> [Given exercise]: Where does the string "지원사가" appear? Copy every line of the entries below that holds it.

> [Working data]:
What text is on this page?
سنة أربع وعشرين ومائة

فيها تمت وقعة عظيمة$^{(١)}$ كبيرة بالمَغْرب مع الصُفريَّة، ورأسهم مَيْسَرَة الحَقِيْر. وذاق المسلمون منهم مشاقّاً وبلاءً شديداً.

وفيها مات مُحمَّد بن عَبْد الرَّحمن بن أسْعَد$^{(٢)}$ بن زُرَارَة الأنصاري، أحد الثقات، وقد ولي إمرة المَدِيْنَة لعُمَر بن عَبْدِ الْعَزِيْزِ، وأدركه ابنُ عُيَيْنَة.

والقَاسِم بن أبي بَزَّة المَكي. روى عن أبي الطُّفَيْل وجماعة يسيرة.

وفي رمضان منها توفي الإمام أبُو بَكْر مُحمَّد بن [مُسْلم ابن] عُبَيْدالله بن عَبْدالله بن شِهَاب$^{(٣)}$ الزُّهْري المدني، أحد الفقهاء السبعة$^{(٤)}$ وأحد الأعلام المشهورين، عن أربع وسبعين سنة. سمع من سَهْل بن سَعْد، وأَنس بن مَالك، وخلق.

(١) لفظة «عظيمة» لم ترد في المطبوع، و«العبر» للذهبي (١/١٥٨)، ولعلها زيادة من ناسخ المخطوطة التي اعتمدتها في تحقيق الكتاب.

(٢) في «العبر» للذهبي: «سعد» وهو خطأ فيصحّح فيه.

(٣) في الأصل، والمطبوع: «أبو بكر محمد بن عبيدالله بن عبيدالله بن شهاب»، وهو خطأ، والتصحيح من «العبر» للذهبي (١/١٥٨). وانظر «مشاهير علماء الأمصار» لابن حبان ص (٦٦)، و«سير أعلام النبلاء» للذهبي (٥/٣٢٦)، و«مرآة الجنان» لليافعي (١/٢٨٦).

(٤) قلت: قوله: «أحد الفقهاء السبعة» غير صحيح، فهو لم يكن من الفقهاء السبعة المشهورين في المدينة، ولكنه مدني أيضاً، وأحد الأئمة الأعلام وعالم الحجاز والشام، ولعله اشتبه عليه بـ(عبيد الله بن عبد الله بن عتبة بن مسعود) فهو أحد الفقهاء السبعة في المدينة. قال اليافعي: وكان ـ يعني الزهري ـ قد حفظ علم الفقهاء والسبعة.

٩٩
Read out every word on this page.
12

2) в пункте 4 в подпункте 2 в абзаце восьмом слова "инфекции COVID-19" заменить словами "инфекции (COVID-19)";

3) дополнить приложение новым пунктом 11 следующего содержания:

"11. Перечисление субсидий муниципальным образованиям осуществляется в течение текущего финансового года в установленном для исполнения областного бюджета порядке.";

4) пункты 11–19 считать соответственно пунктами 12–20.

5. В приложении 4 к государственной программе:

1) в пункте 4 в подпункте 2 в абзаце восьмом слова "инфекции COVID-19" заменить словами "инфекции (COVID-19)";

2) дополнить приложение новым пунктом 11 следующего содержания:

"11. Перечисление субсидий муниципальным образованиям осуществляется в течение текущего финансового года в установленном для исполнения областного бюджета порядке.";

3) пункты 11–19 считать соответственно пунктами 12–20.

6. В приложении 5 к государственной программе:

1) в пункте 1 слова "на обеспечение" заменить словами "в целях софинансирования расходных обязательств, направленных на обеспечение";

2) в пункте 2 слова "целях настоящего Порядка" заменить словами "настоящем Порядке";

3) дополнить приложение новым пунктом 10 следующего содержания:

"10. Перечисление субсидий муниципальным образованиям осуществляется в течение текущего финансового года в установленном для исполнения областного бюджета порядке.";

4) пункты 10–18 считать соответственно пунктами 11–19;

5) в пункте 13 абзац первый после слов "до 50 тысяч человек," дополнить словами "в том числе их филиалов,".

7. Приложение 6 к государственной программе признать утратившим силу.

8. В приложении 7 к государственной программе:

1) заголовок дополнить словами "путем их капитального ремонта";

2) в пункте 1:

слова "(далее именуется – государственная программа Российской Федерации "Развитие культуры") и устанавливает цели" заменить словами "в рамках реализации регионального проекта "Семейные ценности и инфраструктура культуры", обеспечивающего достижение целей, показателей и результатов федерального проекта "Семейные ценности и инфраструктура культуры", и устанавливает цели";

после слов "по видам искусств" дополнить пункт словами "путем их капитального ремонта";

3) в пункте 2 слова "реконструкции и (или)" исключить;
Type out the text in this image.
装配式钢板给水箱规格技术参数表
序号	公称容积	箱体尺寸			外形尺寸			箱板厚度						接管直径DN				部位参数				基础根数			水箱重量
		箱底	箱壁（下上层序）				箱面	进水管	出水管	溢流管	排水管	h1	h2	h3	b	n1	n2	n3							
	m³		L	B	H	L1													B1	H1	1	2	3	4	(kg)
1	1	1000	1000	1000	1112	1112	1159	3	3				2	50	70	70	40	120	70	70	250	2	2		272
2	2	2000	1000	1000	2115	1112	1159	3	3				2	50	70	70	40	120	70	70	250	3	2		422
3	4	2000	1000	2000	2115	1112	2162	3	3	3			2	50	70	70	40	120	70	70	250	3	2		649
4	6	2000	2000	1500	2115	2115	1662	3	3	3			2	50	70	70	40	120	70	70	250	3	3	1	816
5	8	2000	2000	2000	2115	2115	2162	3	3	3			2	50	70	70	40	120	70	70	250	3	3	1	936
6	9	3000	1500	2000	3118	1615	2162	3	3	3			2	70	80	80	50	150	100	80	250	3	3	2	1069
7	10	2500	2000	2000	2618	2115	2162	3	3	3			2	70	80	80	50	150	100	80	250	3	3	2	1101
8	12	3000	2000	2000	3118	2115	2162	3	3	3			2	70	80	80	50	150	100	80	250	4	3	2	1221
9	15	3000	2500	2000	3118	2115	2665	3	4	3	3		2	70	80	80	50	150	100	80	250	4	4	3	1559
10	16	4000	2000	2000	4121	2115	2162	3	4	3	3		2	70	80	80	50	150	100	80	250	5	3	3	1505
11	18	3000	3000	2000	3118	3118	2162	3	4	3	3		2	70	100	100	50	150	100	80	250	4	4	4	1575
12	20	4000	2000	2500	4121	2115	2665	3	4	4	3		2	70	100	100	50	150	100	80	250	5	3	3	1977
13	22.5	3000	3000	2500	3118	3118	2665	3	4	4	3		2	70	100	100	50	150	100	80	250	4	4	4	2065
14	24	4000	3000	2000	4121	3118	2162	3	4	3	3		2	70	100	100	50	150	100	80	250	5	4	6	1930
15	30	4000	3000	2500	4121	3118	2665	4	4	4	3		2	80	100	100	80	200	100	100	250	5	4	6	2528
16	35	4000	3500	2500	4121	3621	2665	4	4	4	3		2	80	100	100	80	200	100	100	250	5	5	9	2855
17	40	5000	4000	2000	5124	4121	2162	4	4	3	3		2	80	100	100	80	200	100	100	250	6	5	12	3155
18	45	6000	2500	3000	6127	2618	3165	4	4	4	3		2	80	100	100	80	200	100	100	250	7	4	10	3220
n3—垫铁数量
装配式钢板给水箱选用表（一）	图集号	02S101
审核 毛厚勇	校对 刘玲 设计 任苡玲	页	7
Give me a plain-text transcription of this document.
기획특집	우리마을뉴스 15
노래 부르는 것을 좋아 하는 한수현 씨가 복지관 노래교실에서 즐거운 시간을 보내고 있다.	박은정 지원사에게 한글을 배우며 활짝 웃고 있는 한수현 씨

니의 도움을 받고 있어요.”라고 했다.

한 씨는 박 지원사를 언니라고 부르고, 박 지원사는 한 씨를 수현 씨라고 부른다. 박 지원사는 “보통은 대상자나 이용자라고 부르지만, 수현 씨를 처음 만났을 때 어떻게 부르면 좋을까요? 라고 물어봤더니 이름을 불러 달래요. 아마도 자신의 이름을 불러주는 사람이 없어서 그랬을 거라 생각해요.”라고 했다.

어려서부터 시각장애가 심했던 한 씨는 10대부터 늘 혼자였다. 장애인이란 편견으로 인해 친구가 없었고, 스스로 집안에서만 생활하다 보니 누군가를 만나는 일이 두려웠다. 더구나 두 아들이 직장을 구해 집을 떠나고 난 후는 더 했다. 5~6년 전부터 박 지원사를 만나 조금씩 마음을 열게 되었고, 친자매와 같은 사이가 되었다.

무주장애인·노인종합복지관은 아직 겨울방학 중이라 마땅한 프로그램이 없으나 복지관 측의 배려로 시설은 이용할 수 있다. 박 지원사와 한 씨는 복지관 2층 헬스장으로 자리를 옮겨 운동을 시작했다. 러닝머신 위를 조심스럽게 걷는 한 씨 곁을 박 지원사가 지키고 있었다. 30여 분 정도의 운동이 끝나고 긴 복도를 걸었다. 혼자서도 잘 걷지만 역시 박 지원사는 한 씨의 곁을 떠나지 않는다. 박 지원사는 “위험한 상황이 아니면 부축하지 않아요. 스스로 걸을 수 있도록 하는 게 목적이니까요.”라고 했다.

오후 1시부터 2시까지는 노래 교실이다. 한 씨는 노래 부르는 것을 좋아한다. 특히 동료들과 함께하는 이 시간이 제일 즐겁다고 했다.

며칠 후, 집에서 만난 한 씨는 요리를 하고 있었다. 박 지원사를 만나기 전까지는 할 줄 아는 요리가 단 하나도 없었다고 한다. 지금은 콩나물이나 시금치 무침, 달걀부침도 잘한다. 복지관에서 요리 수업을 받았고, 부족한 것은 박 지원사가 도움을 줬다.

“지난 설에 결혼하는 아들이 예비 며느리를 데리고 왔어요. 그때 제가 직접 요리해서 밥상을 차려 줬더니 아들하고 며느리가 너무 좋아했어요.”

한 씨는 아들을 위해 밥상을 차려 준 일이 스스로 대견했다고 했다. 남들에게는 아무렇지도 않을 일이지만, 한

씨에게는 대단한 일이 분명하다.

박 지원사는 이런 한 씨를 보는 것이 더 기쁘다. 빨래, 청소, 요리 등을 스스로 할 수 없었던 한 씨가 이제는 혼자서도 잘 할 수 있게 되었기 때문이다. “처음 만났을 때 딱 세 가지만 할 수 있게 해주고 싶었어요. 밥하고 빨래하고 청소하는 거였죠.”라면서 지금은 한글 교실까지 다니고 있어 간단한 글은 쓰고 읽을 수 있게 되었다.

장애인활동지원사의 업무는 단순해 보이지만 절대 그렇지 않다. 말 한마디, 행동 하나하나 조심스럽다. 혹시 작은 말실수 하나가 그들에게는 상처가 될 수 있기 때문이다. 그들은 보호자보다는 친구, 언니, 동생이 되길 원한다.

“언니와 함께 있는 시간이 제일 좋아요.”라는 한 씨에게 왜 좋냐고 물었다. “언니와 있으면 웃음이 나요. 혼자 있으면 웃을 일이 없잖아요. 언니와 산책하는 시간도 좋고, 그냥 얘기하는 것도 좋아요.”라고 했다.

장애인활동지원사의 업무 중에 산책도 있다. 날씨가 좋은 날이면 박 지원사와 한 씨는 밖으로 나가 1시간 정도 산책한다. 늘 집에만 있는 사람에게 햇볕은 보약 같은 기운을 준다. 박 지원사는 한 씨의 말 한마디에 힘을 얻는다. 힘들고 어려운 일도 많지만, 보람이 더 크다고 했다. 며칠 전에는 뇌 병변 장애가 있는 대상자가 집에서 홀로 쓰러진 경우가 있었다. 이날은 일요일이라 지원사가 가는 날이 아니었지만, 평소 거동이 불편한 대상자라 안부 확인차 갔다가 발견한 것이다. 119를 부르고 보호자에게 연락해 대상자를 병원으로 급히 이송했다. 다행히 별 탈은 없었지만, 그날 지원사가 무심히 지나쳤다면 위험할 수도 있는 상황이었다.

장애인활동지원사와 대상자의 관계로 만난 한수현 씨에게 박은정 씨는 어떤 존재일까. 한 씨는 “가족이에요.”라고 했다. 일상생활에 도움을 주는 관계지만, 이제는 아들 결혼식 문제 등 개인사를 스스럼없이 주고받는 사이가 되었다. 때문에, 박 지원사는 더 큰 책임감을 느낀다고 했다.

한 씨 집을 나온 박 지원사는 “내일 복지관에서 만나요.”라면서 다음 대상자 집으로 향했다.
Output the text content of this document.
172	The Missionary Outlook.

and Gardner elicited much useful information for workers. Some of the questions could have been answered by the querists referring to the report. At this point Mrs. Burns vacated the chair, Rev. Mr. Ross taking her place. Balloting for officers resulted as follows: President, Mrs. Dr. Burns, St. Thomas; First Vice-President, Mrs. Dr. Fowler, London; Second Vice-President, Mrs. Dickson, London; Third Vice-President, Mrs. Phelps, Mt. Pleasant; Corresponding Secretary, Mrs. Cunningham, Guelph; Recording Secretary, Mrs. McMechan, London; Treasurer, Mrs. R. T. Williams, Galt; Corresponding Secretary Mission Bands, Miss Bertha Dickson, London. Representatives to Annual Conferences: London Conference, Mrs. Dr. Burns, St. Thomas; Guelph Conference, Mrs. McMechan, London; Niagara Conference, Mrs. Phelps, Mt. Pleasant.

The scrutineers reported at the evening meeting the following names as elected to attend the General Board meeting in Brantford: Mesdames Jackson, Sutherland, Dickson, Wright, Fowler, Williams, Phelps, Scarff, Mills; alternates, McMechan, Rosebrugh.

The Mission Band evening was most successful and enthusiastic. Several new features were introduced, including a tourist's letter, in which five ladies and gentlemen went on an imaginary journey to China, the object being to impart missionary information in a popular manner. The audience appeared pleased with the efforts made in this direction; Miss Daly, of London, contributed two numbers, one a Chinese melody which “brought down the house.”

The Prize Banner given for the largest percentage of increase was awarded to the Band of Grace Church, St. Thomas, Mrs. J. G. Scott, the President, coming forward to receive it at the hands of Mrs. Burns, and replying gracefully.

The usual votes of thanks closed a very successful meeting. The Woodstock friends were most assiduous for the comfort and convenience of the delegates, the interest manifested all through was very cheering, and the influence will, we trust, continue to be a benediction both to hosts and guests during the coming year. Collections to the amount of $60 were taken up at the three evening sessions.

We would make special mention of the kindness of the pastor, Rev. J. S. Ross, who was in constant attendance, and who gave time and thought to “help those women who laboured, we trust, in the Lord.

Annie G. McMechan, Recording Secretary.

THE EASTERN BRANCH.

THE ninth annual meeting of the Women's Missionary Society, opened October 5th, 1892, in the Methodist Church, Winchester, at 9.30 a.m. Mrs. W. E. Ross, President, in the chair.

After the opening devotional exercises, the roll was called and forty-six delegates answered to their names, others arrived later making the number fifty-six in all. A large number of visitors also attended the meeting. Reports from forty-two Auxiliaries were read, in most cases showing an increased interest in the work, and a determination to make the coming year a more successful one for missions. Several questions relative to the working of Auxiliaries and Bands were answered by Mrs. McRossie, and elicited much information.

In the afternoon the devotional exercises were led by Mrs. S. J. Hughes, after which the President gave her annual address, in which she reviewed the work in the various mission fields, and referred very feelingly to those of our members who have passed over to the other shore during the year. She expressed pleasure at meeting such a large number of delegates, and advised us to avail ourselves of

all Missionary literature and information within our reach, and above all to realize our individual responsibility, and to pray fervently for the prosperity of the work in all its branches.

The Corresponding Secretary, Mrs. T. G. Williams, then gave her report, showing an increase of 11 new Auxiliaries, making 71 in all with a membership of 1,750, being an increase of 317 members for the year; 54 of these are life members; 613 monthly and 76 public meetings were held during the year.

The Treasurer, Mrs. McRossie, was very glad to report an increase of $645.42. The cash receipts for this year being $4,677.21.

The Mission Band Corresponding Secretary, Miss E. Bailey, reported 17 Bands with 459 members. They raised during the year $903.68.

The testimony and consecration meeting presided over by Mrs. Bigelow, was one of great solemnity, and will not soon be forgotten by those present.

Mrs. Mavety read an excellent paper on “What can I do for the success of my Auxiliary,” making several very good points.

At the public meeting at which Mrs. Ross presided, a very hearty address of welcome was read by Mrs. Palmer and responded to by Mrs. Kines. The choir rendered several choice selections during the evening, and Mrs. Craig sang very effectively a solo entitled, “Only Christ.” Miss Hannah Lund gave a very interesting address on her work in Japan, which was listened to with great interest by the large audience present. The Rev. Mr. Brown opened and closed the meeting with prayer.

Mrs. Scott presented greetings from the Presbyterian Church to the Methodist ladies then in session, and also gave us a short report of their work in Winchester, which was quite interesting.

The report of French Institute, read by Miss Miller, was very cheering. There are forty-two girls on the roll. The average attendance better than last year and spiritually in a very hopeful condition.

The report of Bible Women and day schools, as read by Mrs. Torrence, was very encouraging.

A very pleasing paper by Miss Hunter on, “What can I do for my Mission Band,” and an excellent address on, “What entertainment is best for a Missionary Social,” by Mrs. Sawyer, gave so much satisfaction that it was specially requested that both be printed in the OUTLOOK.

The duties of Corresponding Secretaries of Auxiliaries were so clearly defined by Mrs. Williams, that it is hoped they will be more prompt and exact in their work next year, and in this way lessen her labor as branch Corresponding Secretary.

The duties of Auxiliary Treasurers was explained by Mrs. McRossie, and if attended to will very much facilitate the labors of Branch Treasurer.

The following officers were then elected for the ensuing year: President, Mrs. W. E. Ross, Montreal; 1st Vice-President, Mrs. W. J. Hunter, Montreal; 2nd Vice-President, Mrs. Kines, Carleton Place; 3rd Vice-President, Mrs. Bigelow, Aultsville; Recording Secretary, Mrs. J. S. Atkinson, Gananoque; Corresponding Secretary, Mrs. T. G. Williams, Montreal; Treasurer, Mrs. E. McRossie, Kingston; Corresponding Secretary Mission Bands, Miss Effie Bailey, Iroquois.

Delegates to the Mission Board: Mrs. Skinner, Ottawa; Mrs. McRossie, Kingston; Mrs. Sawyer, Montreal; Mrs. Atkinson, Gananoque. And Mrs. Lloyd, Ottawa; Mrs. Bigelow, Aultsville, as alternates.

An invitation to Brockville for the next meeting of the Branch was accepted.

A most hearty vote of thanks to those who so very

> [The answer]:
무주장애인·노인종합복지관은 아직 겨울방학 중이라 마땅한 프로그램이 없으나 복지관 측의 배려로 시설은 이용할 수 있다. 박 지원사와 한 씨는 복지관 2층 헬스장으로 자리를 옮겨 운동을 시작했다. 러닝머신 위를 조심스럽게 걷는 한 씨 곁을 박 지원사가 지키고 있었다. 30여 분 정도의 운동이 끝나고 긴 복도를 걸었다. 혼자서도 잘 걷지만 역시 박 지원사는 한 씨의 곁을 떠나지 않는다. 박 지원사는 “위험한 상황이 아니면 부축하지 않아요. 스스로 걸을 수 있도록 하는 게 목적이니까요.”라고 했다.
며칠 후, 집에서 만난 한 씨는 요리를 하고 있었다. 박 지원사를 만나기 전까지는 할 줄 아는 요리가 단 하나도 없었다고 한다. 지금은 콩나물이나 시금치 무침, 달걀부침도 잘한다. 복지관에서 요리 수업을 받았고, 부족한 것은 박 지원사가 도움을 줬다.
장애인활동지원사의 업무 중에 산책도 있다. 날씨가 좋은 날이면 박 지원사와 한 씨는 밖으로 나가 1시간 정도 산책한다. 늘 집에만 있는 사람에게 햇볕은 보약 같은 기운을 준다. 박 지원사는 한 씨의 말 한마디에 힘을 얻는다. 힘들고 어려운 일도 많지만, 보람이 더 크다고 했다. 며칠 전에는 뇌 병변 장애가 있는 대상자가 집에서 홀로 쓰러진 경우가 있었다. 이날은 일요일이라 지원사가 가는 날이 아니었지만, 평소 거동이 불편한 대상자라 안부 확인차 갔다가 발견한 것이다. 119를 부르고 보호자에게 연락해 대상자를 병원으로 급히 이송했다. 다행히 별 탈은 없었지만, 그날 지원사가 무심히 지나쳤다면 위험할 수도 있는 상황이었다.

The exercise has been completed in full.